§ **SET TASK**: Give back the full listing verbatim, apart from its images.

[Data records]
'''

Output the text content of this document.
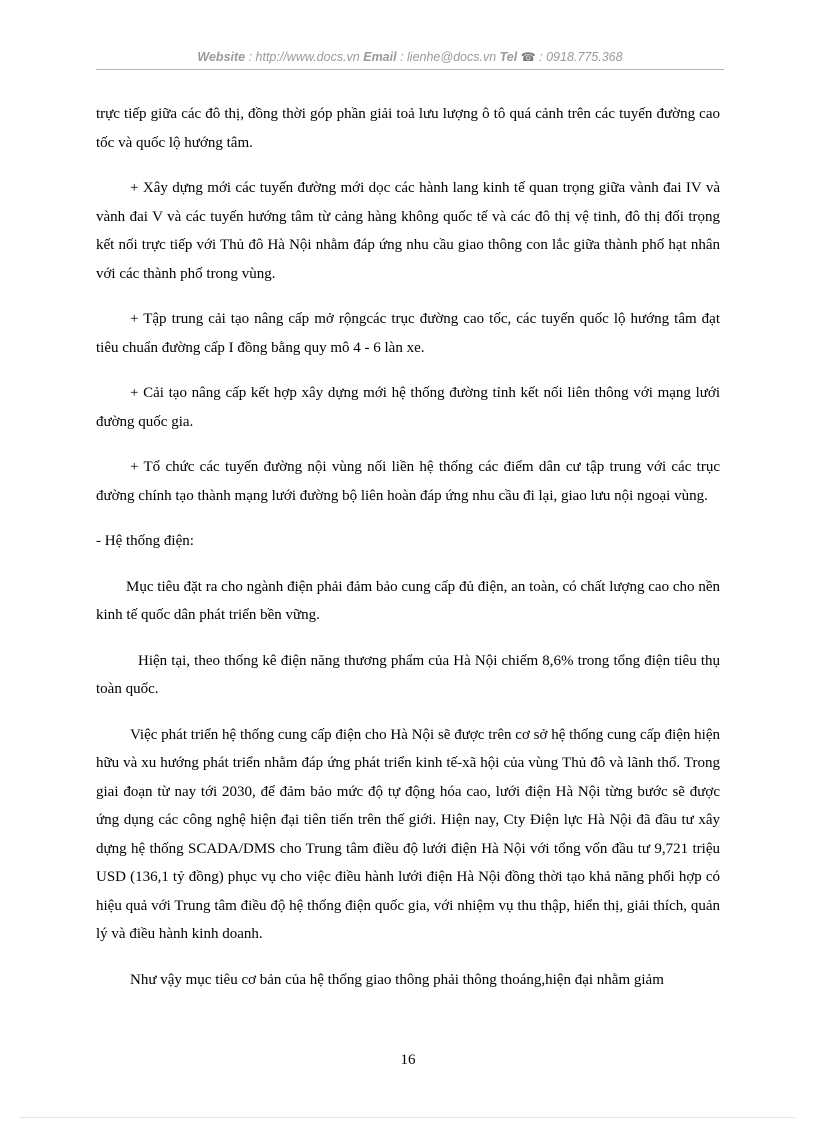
Website : http://www.docs.vn Email : lienhe@docs.vn Tel ☎ : 0918.775.368

trực tiếp giữa các đô thị, đồng thời góp phần giải toả lưu lượng ô tô quá cảnh trên các tuyến đường cao tốc và quốc lộ hướng tâm.

+ Xây dựng mới các tuyến đường mới dọc các hành lang kinh tế quan trọng giữa vành đai IV và vành đai V và các tuyến hướng tâm từ cảng hàng không quốc tế và các đô thị vệ tinh, đô thị đối trọng kết nối trực tiếp với Thủ đô Hà Nội nhằm đáp ứng nhu cầu giao thông con lắc giữa thành phố hạt nhân với các thành phố trong vùng.

+ Tập trung cải tạo nâng cấp mở rộngcác trục đường cao tốc, các tuyến quốc lộ hướng tâm đạt tiêu chuẩn đường cấp I đồng bằng quy mô 4 - 6 làn xe.

+ Cải tạo nâng cấp kết hợp xây dựng mới hệ thống đường tỉnh kết nối liên thông với mạng lưới đường quốc gia.

+ Tổ chức các tuyến đường nội vùng nối liền hệ thống các điểm dân cư tập trung với các trục đường chính tạo thành mạng lưới đường bộ liên hoàn đáp ứng nhu cầu đi lại, giao lưu nội ngoại vùng.

- Hệ thống điện:

Mục tiêu đặt ra cho ngành điện phải đảm bảo cung cấp đủ điện, an toàn, có chất lượng cao cho nền kinh tế quốc dân phát triển bền vững.

Hiện tại, theo thống kê điện năng thương phẩm của Hà Nội chiếm 8,6% trong tổng điện tiêu thụ toàn quốc.

Việc phát triển hệ thống cung cấp điện cho Hà Nội sẽ được trên cơ sở hệ thống cung cấp điện hiện hữu và xu hướng phát triển nhằm đáp ứng phát triển kinh tế-xã hội của vùng Thủ đô và lãnh thổ. Trong giai đoạn từ nay tới 2030, để đảm bảo mức độ tự động hóa cao, lưới điện Hà Nội từng bước sẽ được ứng dụng các công nghệ hiện đại tiên tiến trên thế giới. Hiện nay, Cty Điện lực Hà Nội đã đầu tư xây dựng hệ thống SCADA/DMS cho Trung tâm điều độ lưới điện Hà Nội với tổng vốn đầu tư 9,721 triệu USD (136,1 tỷ đồng) phục vụ cho việc điều hành lưới điện Hà Nội đồng thời tạo khả năng phối hợp có hiệu quả với Trung tâm điều độ hệ thống điện quốc gia, với nhiệm vụ thu thập, hiển thị, giải thích, quản lý và điều hành kinh doanh.

Như vậy mục tiêu cơ bản của hệ thống giao thông phải thông thoáng,hiện đại nhằm giảm

16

'''

§ **SOLUTION FOR THIS PROBLEM**:
Output the text content of this document.
Website : http://www.docs.vn Email : lienhe@docs.vn Tel ☎ : 0918.775.368

trực tiếp giữa các đô thị, đồng thời góp phần giải toả lưu lượng ô tô quá cảnh trên các tuyến đường cao tốc và quốc lộ hướng tâm.

+ Xây dựng mới các tuyến đường mới dọc các hành lang kinh tế quan trọng giữa vành đai IV và vành đai V và các tuyến hướng tâm từ cảng hàng không quốc tế và các đô thị vệ tinh, đô thị đối trọng kết nối trực tiếp với Thủ đô Hà Nội nhằm đáp ứng nhu cầu giao thông con lắc giữa thành phố hạt nhân với các thành phố trong vùng.

+ Tập trung cải tạo nâng cấp mở rộngcác trục đường cao tốc, các tuyến quốc lộ hướng tâm đạt tiêu chuẩn đường cấp I đồng bằng quy mô 4 - 6 làn xe.

+ Cải tạo nâng cấp kết hợp xây dựng mới hệ thống đường tỉnh kết nối liên thông với mạng lưới đường quốc gia.

+ Tổ chức các tuyến đường nội vùng nối liền hệ thống các điểm dân cư tập trung với các trục đường chính tạo thành mạng lưới đường bộ liên hoàn đáp ứng nhu cầu đi lại, giao lưu nội ngoại vùng.

- Hệ thống điện:

Mục tiêu đặt ra cho ngành điện phải đảm bảo cung cấp đủ điện, an toàn, có chất lượng cao cho nền kinh tế quốc dân phát triển bền vững.

Hiện tại, theo thống kê điện năng thương phẩm của Hà Nội chiếm 8,6% trong tổng điện tiêu thụ toàn quốc.

Việc phát triển hệ thống cung cấp điện cho Hà Nội sẽ được trên cơ sở hệ thống cung cấp điện hiện hữu và xu hướng phát triển nhằm đáp ứng phát triển kinh tế-xã hội của vùng Thủ đô và lãnh thổ. Trong giai đoạn từ nay tới 2030, để đảm bảo mức độ tự động hóa cao, lưới điện Hà Nội từng bước sẽ được ứng dụng các công nghệ hiện đại tiên tiến trên thế giới. Hiện nay, Cty Điện lực Hà Nội đã đầu tư xây dựng hệ thống SCADA/DMS cho Trung tâm điều độ lưới điện Hà Nội với tổng vốn đầu tư 9,721 triệu USD (136,1 tỷ đồng) phục vụ cho việc điều hành lưới điện Hà Nội đồng thời tạo khả năng phối hợp có hiệu quả với Trung tâm điều độ hệ thống điện quốc gia, với nhiệm vụ thu thập, hiển thị, giải thích, quản lý và điều hành kinh doanh.

Như vậy mục tiêu cơ bản của hệ thống giao thông phải thông thoáng,hiện đại nhằm giảm

16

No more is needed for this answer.